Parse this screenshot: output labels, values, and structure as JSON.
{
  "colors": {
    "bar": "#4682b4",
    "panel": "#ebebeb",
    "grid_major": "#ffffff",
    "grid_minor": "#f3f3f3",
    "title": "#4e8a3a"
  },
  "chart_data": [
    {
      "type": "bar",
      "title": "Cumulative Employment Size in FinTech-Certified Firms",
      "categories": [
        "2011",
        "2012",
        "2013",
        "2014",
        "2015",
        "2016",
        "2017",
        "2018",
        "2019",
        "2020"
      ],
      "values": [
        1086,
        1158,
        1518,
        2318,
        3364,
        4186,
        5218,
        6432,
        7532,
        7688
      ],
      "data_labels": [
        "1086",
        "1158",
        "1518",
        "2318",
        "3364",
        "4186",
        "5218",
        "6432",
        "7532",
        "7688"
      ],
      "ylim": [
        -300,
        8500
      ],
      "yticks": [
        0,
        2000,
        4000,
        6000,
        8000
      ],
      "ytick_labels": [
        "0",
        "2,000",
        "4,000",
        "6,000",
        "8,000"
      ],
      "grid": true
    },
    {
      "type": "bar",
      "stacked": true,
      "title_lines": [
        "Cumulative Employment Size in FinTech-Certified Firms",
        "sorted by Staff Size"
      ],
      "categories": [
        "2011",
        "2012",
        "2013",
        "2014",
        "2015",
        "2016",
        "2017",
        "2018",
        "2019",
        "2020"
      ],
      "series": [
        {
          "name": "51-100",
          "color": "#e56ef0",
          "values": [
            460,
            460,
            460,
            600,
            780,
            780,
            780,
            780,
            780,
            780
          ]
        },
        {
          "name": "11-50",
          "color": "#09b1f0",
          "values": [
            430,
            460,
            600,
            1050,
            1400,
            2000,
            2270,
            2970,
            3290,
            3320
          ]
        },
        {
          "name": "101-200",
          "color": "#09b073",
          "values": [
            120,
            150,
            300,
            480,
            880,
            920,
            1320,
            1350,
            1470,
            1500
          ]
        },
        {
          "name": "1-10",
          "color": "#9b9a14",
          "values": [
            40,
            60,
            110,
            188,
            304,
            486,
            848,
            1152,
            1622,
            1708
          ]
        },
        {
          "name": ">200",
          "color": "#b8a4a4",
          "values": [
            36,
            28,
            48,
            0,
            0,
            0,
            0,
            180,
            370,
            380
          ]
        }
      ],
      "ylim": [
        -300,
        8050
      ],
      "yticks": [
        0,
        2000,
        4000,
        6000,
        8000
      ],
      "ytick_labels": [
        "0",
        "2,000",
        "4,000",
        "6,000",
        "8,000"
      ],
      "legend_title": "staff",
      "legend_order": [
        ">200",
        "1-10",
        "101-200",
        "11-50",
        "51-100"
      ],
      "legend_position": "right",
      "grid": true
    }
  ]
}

────────────────────────────────────────

Collect each line containing the string "Cumulative".

FINAL ANSWER
      "title": "Cumulative Employment Size in FinTech-Certified Firms",
        "Cumulative Employment Size in FinTech-Certified Firms",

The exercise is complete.